In the listing below, locate the lines bearing the word "TradingView". Copy every one of them.

# Start of MATERIAL FOR THIS TASK

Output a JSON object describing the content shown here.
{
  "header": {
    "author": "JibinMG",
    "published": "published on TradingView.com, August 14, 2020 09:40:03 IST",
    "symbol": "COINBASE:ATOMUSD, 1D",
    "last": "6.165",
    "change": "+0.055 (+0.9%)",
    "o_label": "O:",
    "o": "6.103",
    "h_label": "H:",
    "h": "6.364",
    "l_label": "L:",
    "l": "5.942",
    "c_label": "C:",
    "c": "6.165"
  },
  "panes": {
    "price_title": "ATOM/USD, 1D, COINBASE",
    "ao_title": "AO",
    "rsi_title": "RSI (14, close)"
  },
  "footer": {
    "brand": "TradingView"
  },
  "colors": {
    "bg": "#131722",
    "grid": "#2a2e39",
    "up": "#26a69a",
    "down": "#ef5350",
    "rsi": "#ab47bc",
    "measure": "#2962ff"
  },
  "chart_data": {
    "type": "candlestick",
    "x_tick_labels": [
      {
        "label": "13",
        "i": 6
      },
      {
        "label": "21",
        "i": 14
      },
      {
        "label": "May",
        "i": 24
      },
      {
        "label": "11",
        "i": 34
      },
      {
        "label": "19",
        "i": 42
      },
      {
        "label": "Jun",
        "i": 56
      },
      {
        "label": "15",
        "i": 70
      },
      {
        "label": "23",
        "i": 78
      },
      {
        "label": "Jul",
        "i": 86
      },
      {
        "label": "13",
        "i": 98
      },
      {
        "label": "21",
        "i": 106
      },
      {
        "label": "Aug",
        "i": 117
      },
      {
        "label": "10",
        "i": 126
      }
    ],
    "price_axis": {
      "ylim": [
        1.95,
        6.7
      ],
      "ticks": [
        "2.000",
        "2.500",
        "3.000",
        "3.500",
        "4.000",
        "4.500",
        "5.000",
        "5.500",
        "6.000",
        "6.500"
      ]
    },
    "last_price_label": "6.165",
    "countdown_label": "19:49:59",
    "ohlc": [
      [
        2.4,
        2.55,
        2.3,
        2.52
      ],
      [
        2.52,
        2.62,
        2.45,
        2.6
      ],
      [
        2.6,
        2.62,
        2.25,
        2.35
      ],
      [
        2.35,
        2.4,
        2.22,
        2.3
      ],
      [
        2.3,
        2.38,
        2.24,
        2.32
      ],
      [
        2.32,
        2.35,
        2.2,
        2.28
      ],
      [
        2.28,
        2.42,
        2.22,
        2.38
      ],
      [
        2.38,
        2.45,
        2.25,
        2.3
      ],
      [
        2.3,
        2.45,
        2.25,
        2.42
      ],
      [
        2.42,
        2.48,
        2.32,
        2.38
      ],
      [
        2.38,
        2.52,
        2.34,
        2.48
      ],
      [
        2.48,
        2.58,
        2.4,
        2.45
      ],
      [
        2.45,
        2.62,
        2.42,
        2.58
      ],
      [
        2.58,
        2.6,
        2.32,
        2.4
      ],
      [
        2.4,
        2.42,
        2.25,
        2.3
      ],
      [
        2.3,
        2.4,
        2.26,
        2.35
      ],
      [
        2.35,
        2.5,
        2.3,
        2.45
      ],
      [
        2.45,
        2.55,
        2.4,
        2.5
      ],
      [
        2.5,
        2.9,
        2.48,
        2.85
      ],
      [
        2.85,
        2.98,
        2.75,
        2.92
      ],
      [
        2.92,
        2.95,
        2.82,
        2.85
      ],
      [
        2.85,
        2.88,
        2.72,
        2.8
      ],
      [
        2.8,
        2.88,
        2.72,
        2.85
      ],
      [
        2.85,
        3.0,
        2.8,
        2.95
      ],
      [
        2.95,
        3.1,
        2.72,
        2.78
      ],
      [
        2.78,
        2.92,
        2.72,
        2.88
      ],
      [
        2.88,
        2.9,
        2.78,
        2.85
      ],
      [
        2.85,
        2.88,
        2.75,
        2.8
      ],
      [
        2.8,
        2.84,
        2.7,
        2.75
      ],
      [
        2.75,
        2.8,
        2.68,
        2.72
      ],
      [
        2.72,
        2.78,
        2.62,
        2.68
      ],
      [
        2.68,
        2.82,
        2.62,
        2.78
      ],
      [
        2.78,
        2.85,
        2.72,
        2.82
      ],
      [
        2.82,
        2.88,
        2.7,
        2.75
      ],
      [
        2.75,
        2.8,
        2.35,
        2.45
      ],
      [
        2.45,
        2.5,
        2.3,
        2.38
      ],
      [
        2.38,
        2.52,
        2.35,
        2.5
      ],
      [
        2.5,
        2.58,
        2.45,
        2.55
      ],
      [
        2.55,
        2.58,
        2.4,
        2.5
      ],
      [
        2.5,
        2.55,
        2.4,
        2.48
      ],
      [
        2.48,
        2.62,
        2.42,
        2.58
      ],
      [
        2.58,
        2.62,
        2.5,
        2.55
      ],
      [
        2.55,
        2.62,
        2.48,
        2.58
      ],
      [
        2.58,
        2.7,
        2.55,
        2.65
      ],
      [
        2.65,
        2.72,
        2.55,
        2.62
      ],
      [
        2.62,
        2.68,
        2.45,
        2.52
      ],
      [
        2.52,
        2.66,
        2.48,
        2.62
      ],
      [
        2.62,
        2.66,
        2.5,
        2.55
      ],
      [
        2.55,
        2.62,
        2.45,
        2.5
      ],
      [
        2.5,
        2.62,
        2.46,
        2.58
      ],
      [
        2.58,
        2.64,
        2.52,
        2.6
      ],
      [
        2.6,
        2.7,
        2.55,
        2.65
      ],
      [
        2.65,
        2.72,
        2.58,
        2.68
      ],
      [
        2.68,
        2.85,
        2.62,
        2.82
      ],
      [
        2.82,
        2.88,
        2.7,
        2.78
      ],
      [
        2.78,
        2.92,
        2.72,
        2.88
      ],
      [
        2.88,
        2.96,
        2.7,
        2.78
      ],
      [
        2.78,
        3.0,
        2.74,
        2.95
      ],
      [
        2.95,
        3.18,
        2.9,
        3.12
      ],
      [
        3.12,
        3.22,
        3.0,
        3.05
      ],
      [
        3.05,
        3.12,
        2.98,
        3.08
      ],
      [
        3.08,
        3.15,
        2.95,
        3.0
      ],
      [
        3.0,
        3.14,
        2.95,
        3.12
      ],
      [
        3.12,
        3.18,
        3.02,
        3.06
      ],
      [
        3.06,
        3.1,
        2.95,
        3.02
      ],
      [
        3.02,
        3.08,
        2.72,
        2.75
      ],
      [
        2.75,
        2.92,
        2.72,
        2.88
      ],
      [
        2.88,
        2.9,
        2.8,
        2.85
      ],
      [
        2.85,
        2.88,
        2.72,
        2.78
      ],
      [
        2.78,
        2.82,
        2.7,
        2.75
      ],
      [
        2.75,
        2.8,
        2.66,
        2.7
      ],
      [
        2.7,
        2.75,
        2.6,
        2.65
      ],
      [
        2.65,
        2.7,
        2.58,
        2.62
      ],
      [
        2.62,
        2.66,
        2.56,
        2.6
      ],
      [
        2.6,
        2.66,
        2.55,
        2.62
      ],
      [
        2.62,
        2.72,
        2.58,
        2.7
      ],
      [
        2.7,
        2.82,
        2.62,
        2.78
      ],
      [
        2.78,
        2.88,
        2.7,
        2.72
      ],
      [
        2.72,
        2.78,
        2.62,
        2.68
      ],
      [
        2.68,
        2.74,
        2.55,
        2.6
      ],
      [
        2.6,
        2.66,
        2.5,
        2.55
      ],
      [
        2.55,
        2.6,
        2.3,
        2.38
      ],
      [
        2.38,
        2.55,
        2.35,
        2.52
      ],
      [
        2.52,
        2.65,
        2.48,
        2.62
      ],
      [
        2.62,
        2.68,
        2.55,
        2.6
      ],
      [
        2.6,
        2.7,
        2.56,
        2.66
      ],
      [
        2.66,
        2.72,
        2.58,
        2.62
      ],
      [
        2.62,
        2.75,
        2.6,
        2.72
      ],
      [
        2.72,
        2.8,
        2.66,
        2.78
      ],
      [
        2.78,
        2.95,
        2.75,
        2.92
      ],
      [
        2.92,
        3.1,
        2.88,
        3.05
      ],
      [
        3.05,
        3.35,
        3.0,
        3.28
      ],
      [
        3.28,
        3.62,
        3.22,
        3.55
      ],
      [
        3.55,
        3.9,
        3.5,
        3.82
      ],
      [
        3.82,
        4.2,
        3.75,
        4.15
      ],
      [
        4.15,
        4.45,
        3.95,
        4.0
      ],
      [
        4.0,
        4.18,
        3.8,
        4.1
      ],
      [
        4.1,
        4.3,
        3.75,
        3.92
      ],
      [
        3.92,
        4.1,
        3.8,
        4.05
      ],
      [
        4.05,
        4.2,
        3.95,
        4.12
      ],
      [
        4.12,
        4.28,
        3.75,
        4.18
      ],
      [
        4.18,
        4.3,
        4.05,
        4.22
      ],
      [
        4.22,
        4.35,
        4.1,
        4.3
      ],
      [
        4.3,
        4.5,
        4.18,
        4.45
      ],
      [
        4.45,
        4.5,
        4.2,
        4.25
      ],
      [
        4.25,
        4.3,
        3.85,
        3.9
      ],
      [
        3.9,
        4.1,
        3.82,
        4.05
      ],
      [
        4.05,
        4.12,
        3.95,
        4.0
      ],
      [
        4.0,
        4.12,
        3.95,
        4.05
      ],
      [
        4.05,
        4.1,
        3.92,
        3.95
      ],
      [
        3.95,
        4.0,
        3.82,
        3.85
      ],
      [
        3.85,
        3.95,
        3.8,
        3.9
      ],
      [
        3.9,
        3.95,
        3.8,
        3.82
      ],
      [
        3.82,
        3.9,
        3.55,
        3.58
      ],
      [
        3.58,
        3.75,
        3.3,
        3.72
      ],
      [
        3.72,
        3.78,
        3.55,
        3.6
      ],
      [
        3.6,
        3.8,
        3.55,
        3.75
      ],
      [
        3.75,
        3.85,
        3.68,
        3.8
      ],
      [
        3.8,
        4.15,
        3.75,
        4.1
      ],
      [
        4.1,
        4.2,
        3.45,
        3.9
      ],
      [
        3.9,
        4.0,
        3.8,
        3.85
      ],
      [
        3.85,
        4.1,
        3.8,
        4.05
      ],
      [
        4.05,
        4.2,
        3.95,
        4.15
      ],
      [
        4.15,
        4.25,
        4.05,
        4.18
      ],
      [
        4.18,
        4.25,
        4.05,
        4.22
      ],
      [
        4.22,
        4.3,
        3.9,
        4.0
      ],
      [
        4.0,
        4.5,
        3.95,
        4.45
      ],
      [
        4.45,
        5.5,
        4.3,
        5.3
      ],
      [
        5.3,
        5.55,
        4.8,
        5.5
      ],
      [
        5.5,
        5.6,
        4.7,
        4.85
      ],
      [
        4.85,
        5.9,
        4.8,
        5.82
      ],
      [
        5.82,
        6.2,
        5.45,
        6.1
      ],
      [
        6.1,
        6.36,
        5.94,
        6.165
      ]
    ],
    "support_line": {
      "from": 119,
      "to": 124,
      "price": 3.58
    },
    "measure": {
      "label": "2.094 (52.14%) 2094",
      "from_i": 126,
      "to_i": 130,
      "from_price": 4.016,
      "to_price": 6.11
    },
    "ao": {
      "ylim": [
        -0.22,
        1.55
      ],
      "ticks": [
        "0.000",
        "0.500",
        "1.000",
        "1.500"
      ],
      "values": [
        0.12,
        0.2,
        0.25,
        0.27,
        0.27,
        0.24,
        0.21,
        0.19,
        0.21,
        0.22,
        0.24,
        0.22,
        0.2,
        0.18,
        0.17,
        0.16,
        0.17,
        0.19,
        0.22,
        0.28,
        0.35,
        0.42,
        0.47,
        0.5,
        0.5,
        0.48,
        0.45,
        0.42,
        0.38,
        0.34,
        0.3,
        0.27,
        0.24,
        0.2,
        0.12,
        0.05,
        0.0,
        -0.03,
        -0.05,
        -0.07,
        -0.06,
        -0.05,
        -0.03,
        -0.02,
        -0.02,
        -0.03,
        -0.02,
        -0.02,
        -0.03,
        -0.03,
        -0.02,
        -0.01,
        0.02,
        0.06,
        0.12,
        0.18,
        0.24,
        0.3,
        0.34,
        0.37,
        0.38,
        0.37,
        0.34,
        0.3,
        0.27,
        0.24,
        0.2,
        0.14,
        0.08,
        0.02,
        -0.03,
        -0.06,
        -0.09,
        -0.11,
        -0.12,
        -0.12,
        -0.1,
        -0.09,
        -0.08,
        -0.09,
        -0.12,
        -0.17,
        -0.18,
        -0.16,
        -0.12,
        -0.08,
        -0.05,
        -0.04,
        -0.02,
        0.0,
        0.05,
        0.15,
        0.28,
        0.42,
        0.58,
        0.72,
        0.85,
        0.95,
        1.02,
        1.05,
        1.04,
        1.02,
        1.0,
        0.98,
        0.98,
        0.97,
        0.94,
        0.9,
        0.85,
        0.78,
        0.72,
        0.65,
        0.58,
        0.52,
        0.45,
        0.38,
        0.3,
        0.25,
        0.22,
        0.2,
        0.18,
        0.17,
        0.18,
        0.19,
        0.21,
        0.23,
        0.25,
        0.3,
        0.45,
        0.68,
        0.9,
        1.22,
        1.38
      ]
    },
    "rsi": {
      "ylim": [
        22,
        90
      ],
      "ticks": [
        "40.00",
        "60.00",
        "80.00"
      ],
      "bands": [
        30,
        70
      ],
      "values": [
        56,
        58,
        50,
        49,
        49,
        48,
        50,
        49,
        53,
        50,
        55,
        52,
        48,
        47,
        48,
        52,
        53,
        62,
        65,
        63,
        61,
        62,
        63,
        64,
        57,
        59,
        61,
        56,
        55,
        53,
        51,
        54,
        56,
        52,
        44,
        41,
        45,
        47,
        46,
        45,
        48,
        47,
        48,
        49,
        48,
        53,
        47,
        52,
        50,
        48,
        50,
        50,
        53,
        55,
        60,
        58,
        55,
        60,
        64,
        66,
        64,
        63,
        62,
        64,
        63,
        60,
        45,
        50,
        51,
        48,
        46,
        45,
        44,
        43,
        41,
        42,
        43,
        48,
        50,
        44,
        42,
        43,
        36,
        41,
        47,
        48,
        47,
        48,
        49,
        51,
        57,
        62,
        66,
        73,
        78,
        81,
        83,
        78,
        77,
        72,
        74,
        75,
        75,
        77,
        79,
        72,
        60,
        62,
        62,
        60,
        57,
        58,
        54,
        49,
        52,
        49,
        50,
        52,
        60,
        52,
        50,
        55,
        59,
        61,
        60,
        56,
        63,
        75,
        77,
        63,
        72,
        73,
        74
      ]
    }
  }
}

# End of MATERIAL FOR THIS TASK

_OUTPUT FOR THIS TASK_:
    "published": "published on TradingView.com, August 14, 2020 09:40:03 IST",
    "brand": "TradingView"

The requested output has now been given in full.